- [Instrucciones de tarea]
1 – Responda a estas preguntas sobre el texto acerca del hip hop:
(a) ¿Cuál era la división fundamental en EE.UU. antes de mediados de los noventa?
(b) ¿Qué grupos españoles se citan por haber alcanzado éxito comercial?
(c) ¿Qué dos elementos formaban el esqueleto del estilo boom bap?
2 – Prosiga el texto sobre el hip hop a partir de su última oración.

- [Texto de lectura]
Esta división se consolidó en EE.UU. a partir de mediados de los noventa (antes la división fundamental era Costa Este vs. Costa Oeste, pero las muertes violentas de Tupac Shakur y Notorious B.I.G. apagaron ese fuego, aunque fuera demasiado tarde). En España más bien se produjo una década más tarde, cuando grupos como Violadores del Verso o SFDK alcanzaron un grado de éxito comercial (discos de oro incluidos) que provocó el movimiento en contra. Pero lo que tenían en común ambas escenas era la limitada paleta de inspiraciones: tanto unos como otros sonaban predominantemente a boom bap, es decir, el estilo de producción de la edad dorada del hip hop (de mediados de los ochenta a principios de los noventa). Un estilo bastante minimalista, en el que bombo y caja conformaban el esqueleto adornado por algún sample y una línea de bajo, y eso era todo. Si a esto le sumamos una idéntica limitación en las inspiraciones vocales y las temáticas (ser el mejor rapero, ser más o menos “real” u ocasionalmente la denuncia política parecían ser los únicos argumentos posibles), nos encontramos con una escena que, salvo muy dignas excepciones, estaba insularizada y, al llegar el cambio de década, estancada. No en vano, sus oyentes eran considerados como una de las “tribus urbanas” que daban identidad a la juventud durante aquella década.

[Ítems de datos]

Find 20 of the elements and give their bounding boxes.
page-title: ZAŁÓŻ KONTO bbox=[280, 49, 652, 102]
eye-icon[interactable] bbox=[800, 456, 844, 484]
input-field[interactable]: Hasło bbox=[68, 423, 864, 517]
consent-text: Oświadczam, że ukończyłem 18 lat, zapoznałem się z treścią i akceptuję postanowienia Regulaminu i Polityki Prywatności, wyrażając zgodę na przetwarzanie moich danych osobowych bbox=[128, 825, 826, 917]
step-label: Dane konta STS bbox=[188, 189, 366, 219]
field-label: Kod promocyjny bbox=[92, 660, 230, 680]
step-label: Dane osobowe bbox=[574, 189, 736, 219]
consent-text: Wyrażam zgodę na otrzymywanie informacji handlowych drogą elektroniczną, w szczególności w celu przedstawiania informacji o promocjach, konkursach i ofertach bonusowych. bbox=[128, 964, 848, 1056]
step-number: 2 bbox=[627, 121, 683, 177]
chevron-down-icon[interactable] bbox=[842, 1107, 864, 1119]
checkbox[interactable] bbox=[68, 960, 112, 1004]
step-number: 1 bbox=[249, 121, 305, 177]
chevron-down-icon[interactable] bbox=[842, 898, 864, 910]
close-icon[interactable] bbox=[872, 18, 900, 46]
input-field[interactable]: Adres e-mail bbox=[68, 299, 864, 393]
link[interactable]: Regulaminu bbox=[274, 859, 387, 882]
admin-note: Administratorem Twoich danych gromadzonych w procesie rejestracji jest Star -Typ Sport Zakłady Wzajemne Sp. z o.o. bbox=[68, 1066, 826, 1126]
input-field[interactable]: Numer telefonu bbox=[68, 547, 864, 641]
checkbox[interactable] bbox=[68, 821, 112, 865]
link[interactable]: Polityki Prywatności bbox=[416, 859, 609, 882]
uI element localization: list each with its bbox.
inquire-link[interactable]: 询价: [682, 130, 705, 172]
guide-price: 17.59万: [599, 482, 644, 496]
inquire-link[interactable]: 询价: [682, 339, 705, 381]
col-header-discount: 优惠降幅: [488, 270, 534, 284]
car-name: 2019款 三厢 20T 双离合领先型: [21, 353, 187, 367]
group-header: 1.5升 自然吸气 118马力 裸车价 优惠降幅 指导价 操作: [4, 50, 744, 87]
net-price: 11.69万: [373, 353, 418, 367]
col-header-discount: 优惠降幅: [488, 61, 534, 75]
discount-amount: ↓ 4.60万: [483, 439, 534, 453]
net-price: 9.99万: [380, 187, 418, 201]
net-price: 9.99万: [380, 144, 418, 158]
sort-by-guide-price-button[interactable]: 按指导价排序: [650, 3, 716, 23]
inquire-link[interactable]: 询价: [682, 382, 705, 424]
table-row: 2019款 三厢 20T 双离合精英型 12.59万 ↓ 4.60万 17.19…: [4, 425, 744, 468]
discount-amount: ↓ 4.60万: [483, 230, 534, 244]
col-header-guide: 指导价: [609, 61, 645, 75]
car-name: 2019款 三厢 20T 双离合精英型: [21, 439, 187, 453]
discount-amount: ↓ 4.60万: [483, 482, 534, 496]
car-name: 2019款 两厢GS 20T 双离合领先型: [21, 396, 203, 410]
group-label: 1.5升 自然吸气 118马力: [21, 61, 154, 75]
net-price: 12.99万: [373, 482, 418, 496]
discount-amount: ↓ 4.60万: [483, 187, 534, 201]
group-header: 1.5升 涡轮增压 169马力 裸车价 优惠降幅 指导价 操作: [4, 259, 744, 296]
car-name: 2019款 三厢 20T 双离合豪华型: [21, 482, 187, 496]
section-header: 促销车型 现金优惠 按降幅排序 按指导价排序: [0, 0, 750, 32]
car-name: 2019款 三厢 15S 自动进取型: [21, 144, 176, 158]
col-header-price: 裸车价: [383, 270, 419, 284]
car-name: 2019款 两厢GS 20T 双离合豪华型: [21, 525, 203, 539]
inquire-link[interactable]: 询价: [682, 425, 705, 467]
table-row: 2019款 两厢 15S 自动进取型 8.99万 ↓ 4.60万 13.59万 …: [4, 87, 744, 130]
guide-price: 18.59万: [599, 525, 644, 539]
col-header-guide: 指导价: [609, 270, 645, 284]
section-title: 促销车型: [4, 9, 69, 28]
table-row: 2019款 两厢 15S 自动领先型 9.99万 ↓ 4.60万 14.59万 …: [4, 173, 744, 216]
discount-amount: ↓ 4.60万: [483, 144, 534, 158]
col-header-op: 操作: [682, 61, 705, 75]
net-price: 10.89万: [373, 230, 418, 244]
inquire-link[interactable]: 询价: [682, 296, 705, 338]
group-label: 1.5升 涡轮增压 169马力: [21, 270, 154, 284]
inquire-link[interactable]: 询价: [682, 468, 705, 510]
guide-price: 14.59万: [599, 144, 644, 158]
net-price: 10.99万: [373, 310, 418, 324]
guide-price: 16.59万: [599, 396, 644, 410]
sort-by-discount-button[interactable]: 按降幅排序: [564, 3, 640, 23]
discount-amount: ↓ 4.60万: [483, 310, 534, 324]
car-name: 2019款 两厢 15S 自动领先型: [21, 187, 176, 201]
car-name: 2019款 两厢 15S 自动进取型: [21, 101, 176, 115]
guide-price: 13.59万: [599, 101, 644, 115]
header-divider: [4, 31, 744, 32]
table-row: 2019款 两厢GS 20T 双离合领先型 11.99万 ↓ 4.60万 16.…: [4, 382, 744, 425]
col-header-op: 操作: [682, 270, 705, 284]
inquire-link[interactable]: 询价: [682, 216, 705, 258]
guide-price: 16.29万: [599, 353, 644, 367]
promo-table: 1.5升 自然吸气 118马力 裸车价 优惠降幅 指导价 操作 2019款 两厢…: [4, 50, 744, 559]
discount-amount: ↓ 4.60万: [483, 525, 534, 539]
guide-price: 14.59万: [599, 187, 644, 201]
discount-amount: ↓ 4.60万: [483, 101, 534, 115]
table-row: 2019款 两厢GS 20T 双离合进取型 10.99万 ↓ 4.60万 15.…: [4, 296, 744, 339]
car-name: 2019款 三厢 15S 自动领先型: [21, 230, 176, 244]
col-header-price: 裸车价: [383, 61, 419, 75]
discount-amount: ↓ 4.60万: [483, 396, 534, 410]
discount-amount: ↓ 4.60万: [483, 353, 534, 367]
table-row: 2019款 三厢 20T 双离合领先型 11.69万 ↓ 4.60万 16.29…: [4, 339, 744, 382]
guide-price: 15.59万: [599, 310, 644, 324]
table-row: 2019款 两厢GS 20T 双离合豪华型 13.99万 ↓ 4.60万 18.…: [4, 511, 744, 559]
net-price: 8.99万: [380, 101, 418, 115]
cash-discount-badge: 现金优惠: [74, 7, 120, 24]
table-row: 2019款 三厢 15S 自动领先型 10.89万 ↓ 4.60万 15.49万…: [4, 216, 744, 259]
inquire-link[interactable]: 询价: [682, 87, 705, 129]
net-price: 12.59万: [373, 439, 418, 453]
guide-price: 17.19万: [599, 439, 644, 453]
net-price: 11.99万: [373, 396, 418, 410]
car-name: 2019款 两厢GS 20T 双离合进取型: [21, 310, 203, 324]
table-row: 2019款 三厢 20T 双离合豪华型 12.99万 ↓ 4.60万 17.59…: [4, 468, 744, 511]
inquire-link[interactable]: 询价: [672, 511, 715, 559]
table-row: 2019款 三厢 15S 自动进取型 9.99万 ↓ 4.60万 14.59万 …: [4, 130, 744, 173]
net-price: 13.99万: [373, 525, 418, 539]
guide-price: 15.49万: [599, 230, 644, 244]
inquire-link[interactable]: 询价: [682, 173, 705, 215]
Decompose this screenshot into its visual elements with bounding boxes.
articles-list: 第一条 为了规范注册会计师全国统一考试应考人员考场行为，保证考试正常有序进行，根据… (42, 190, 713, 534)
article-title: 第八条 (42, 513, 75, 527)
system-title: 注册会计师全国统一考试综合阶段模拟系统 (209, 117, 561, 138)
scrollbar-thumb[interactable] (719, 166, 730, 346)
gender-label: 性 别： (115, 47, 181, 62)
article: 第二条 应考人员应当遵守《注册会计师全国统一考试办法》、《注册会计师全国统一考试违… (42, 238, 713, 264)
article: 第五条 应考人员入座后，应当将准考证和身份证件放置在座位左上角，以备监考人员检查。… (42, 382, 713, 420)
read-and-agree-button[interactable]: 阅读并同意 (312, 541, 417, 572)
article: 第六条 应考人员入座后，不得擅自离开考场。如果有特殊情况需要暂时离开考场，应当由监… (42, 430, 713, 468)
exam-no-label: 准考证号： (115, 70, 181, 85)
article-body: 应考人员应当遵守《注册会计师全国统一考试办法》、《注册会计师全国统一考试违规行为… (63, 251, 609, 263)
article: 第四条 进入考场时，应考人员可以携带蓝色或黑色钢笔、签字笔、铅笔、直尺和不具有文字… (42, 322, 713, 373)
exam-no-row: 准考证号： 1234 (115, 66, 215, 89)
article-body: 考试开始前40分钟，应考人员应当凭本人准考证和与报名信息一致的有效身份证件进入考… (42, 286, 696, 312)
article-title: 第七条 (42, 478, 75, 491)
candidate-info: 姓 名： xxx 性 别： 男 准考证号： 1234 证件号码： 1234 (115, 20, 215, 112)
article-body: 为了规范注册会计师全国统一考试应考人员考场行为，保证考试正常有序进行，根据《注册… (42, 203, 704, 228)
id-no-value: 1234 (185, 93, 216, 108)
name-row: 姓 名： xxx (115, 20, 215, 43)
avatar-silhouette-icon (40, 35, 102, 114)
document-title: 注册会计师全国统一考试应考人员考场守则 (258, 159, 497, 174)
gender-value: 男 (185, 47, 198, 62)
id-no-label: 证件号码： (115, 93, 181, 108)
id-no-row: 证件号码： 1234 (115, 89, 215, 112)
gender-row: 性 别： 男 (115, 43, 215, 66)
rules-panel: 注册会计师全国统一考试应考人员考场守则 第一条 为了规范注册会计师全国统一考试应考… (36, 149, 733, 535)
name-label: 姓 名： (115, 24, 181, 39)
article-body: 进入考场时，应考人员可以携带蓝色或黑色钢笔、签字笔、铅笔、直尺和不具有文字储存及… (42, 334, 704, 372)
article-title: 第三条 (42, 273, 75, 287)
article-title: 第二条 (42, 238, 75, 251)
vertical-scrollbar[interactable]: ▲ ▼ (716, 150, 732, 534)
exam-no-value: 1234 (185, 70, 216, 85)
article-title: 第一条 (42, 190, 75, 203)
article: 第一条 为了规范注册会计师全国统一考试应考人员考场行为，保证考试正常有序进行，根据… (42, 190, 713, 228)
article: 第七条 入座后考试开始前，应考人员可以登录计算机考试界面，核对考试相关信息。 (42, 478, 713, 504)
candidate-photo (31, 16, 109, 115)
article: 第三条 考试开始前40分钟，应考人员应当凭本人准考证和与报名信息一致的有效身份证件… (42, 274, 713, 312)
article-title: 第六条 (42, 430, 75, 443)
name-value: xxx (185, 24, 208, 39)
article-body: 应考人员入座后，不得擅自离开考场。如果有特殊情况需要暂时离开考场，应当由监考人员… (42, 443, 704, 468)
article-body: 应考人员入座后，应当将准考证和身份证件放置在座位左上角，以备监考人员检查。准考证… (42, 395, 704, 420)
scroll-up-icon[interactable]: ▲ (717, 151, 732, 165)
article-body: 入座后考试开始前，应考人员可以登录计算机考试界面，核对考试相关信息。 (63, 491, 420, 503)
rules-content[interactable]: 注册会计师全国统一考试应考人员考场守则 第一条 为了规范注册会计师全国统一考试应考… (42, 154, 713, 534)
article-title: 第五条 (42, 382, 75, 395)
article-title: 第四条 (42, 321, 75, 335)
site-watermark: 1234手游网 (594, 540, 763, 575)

- [Respuestas por tarea]
1 –
(a) Costa Este contra Costa Oeste.
(b) Violadores del Verso y SFDK.
(c) El bombo y la caja.

2 –
Todo ello cambió en los pasados diez años, fruto de la combinación de dos fenómenos ligados entre sí: la emergencia de las redes sociales como forma de comunicación entre artistas y público y la profunda renovación estilística que han introducido el trap desde EE.UU. y la llamada música urbana desde Latinoamérica. El efecto conjunto de ambos ha hecho que “la escena” se complejice y diversifique de tal manera que es difícil seguirla como algo coherente o unificado. Cuando cada músico puede hablar directamente con sus oyentes y el vídeo de YouTube se convierte en la unidad de consumo más importante, la dependencia de los artistas respecto a la industria disminuye y su libertad aumenta, y esto ha hecho de la pluralidad la norma. El rap español se ha mirado en un número creciente de espejos, se ha convertido en un estilo proteico cuando antes era predecible. Un fenómeno que refleja una dinámica cultural más amplia que, por seguir con el ejemplo anterior, ha llevado a la práctica desaparición de las tribus urbanas: nadie es ya solo rapera o emo o skater o pijo o choni, todo el mundo es un poco de todas esas cosas. Ya sabéis, la posmodernidad y demás.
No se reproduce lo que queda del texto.